■ **TASK BRIEF**
In the entries below, identify every line with the string "parāpara" and copy it.

start INFORMATION PROVIDED

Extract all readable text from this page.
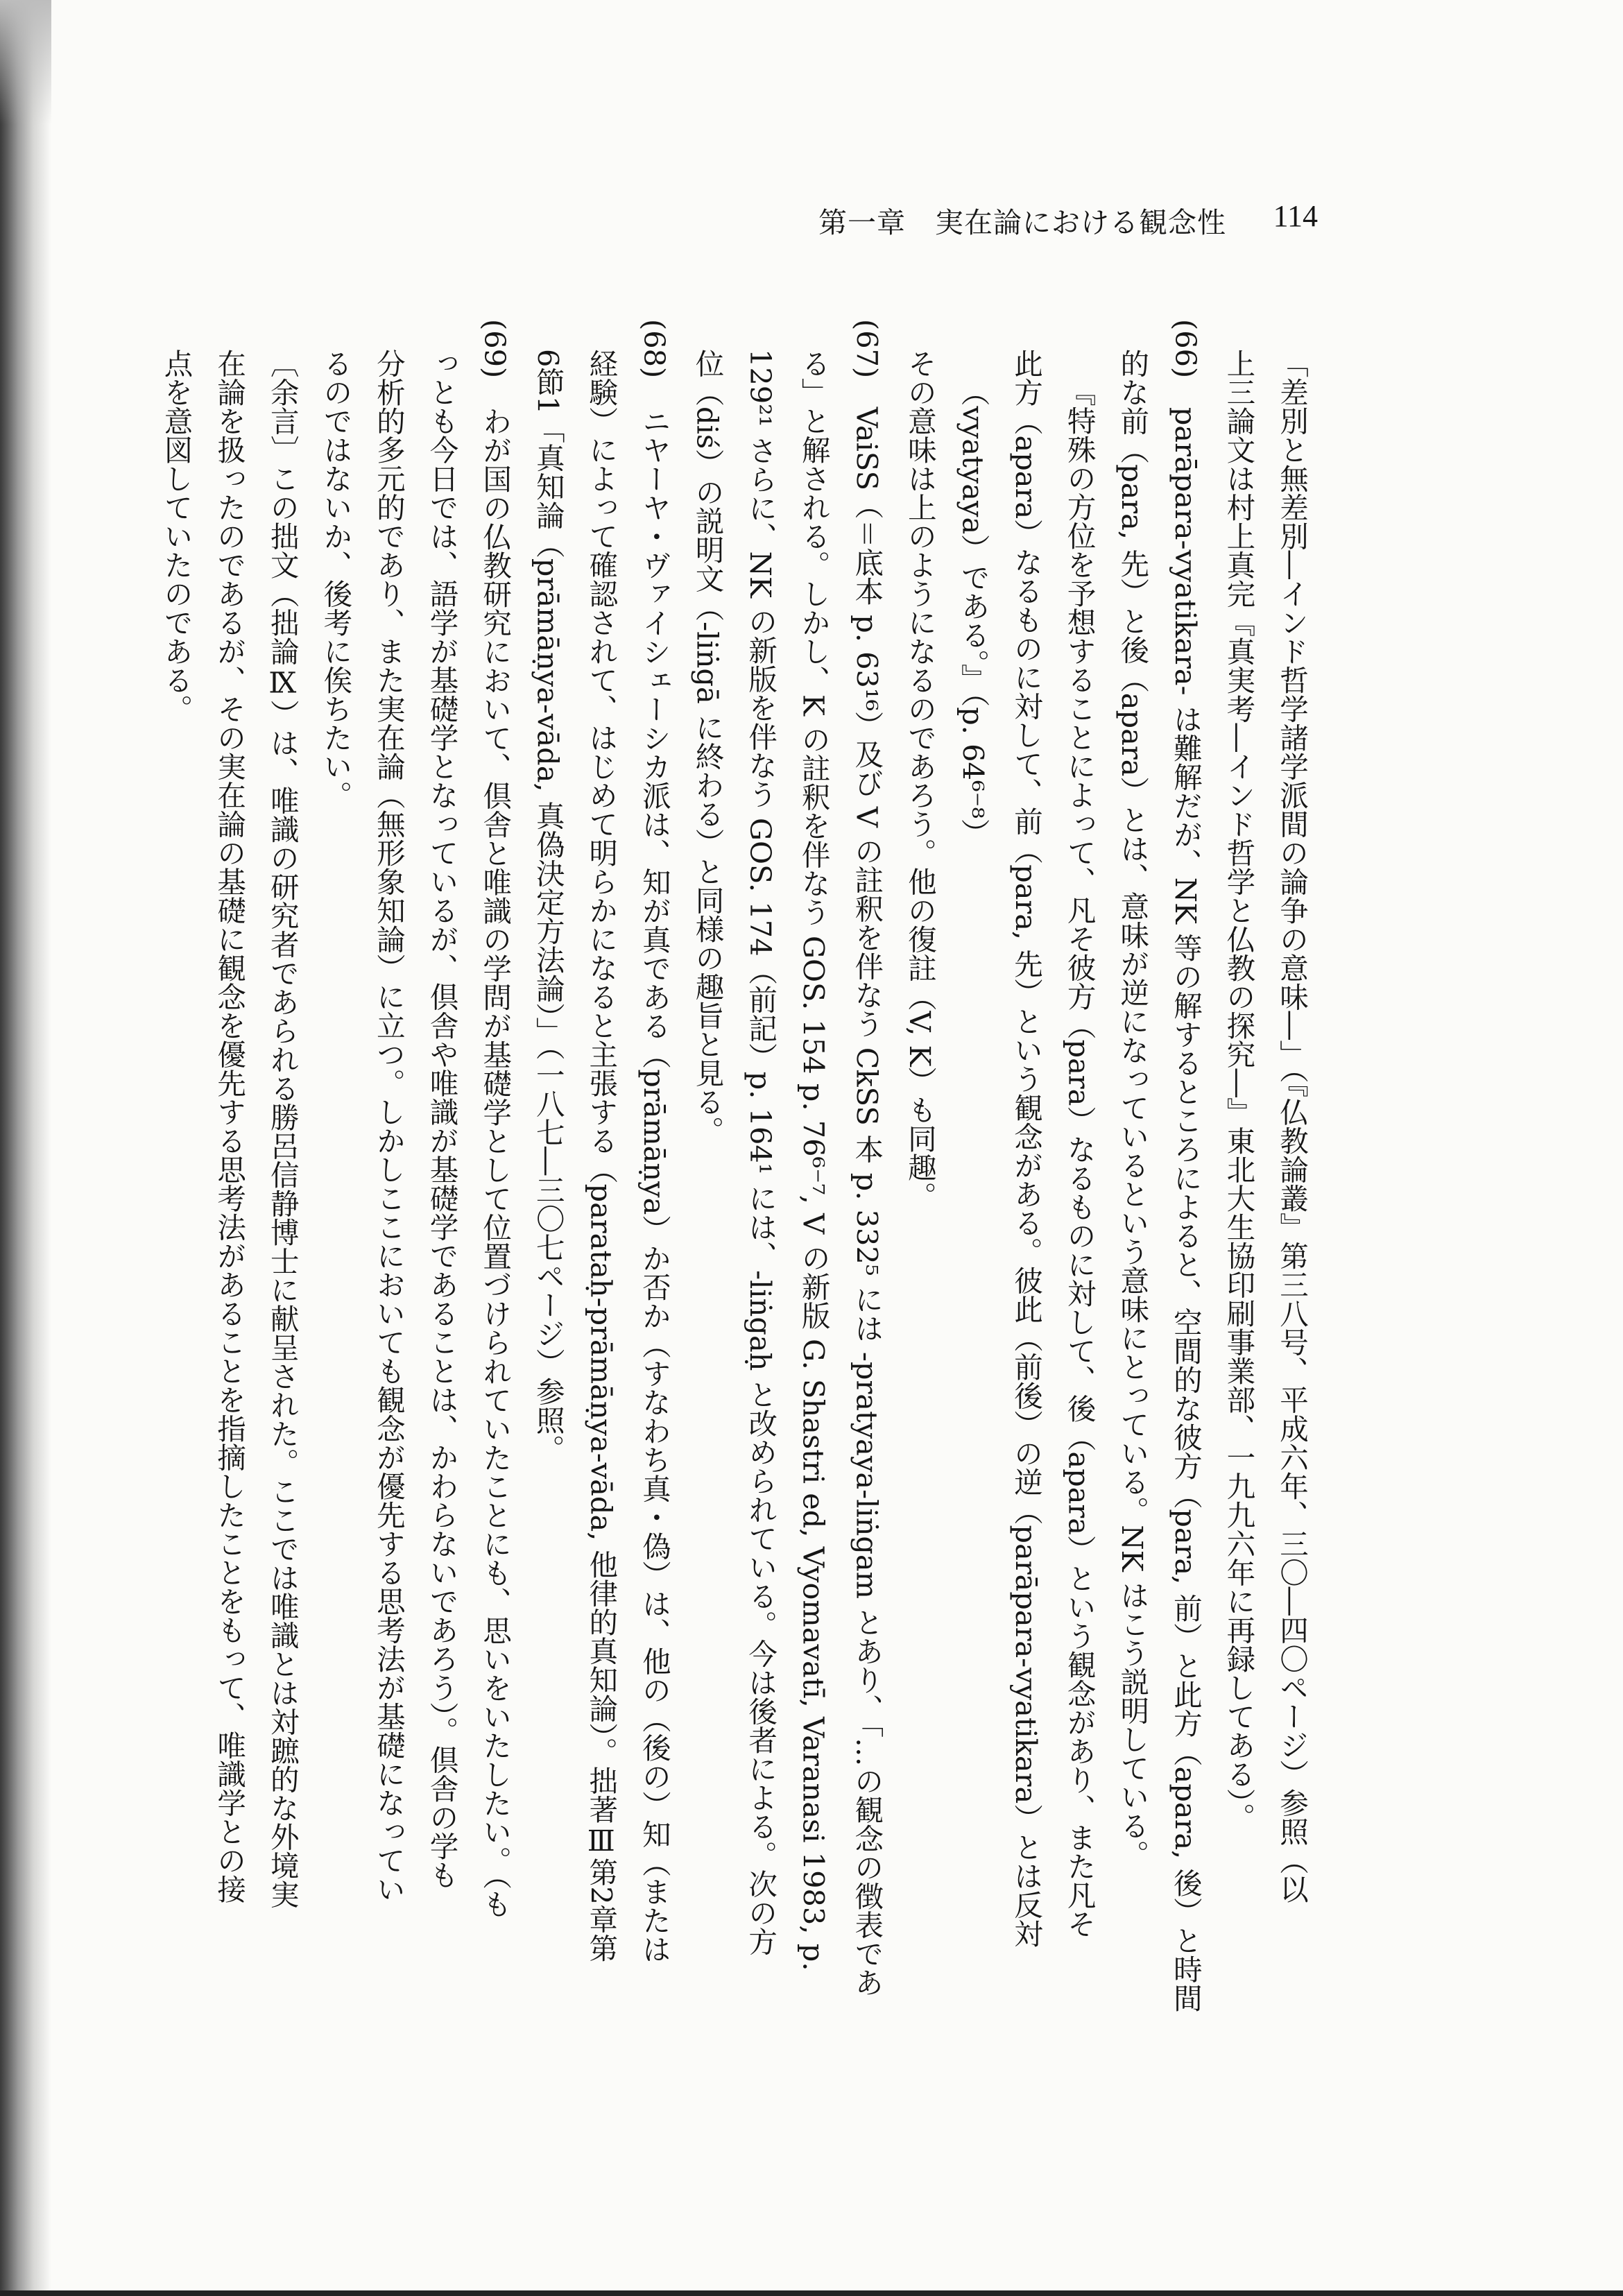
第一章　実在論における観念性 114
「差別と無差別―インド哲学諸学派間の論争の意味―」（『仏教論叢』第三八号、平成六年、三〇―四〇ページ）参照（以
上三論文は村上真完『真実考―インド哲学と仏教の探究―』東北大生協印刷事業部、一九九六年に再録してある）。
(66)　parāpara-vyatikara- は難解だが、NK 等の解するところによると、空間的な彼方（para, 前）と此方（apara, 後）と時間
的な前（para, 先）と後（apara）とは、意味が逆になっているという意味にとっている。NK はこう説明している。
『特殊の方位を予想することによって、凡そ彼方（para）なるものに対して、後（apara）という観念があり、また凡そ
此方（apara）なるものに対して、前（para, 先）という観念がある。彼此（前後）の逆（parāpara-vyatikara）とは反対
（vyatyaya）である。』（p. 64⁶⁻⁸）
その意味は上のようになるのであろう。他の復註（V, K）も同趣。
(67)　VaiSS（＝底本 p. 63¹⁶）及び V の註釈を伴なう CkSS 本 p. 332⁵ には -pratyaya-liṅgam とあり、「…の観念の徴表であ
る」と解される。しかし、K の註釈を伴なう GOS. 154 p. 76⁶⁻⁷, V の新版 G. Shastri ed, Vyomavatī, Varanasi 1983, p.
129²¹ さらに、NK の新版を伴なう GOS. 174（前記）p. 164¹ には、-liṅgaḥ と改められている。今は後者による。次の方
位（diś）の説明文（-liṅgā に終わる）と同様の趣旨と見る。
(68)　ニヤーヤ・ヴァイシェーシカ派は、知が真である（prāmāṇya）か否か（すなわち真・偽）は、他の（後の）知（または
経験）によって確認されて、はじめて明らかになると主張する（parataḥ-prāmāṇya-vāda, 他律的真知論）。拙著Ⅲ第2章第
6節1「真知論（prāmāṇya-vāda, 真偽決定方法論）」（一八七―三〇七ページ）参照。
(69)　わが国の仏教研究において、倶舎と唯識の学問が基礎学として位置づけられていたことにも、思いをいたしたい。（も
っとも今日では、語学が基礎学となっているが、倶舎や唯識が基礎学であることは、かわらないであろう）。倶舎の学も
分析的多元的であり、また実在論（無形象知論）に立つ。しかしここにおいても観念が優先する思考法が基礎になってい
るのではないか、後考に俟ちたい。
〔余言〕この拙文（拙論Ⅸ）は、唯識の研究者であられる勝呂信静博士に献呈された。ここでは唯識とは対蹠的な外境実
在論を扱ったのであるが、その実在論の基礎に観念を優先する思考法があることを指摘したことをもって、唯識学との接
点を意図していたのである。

end INFORMATION PROVIDED
start INFORMATION PROVIDED

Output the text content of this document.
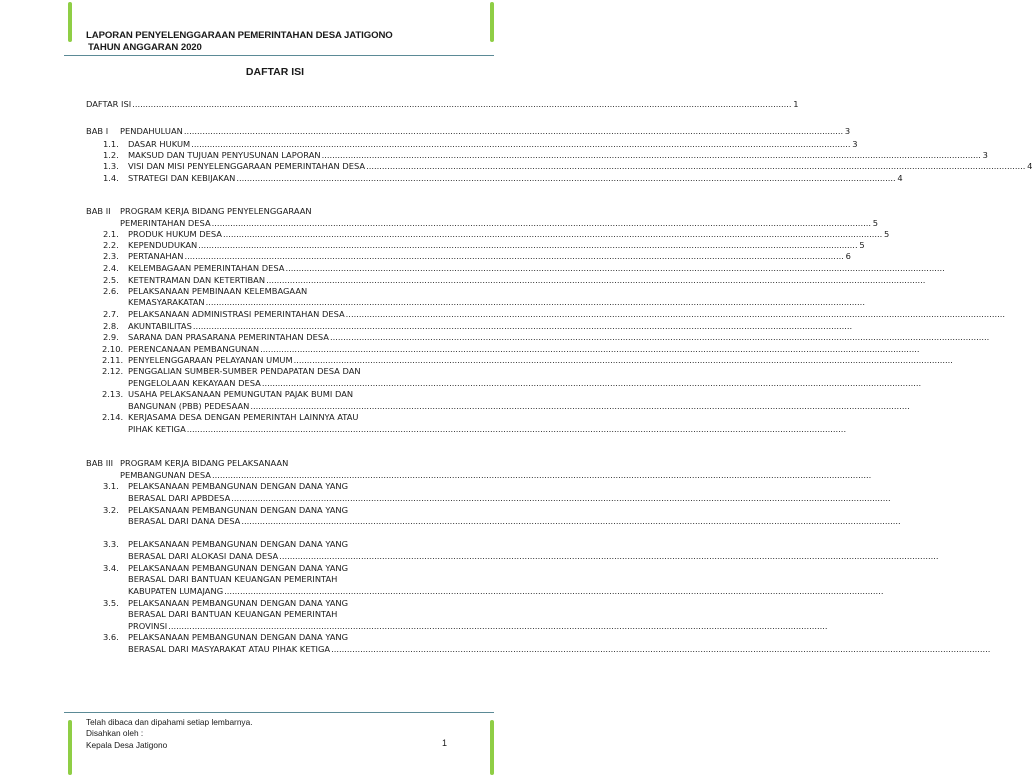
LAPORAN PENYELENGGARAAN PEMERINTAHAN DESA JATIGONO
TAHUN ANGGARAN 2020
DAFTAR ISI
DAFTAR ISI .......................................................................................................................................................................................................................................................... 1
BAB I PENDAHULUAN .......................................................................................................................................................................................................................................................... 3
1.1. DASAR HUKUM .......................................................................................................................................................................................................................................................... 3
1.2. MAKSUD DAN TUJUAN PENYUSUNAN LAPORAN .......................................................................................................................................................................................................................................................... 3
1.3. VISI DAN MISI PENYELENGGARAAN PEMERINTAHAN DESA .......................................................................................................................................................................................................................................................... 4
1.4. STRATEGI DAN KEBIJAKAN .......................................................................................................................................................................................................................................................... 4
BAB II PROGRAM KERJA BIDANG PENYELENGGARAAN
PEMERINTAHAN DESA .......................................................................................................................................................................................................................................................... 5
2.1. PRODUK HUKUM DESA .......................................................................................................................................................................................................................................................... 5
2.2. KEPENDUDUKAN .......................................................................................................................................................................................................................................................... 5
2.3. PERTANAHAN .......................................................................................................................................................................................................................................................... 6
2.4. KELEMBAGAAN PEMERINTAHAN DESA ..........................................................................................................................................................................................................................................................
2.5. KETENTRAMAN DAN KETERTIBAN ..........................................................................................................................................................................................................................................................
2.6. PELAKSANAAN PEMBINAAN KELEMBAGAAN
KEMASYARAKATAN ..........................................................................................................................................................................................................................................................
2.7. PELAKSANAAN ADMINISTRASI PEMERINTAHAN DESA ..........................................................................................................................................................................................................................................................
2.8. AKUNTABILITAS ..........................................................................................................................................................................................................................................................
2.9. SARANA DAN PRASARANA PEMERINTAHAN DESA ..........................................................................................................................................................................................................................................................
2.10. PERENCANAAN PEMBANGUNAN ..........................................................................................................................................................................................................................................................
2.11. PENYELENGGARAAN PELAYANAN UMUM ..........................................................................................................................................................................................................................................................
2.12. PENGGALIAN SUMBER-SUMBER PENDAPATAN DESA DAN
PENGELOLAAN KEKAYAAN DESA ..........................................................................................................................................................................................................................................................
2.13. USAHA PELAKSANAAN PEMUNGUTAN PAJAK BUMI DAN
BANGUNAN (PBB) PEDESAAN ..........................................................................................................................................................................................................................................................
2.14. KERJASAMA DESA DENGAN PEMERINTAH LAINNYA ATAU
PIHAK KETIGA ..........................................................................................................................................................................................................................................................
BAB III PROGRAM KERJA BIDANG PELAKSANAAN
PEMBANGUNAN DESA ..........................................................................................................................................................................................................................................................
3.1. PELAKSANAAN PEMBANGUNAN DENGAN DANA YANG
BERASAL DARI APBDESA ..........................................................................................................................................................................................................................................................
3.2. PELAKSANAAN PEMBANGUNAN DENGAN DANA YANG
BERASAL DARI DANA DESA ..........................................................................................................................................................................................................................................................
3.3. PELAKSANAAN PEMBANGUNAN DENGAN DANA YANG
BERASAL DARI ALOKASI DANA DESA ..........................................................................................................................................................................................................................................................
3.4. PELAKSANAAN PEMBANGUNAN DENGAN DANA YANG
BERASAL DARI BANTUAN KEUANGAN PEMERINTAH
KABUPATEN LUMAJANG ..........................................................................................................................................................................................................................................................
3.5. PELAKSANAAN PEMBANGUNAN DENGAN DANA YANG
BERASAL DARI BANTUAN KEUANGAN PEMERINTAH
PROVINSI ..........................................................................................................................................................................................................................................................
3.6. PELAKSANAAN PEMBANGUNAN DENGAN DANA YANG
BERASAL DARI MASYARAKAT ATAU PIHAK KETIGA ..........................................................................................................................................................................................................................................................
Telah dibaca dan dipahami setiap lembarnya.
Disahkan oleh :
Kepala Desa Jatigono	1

end INFORMATION PROVIDED

■ **COMPLETED EXERCISE**
(66)　parāpara-vyatikara- は難解だが、NK 等の解するところによると、空間的な彼方（para, 前）と此方（apara, 後）と時間
此方（apara）なるものに対して、前（para, 先）という観念がある。彼此（前後）の逆（parāpara-vyatikara）とは反対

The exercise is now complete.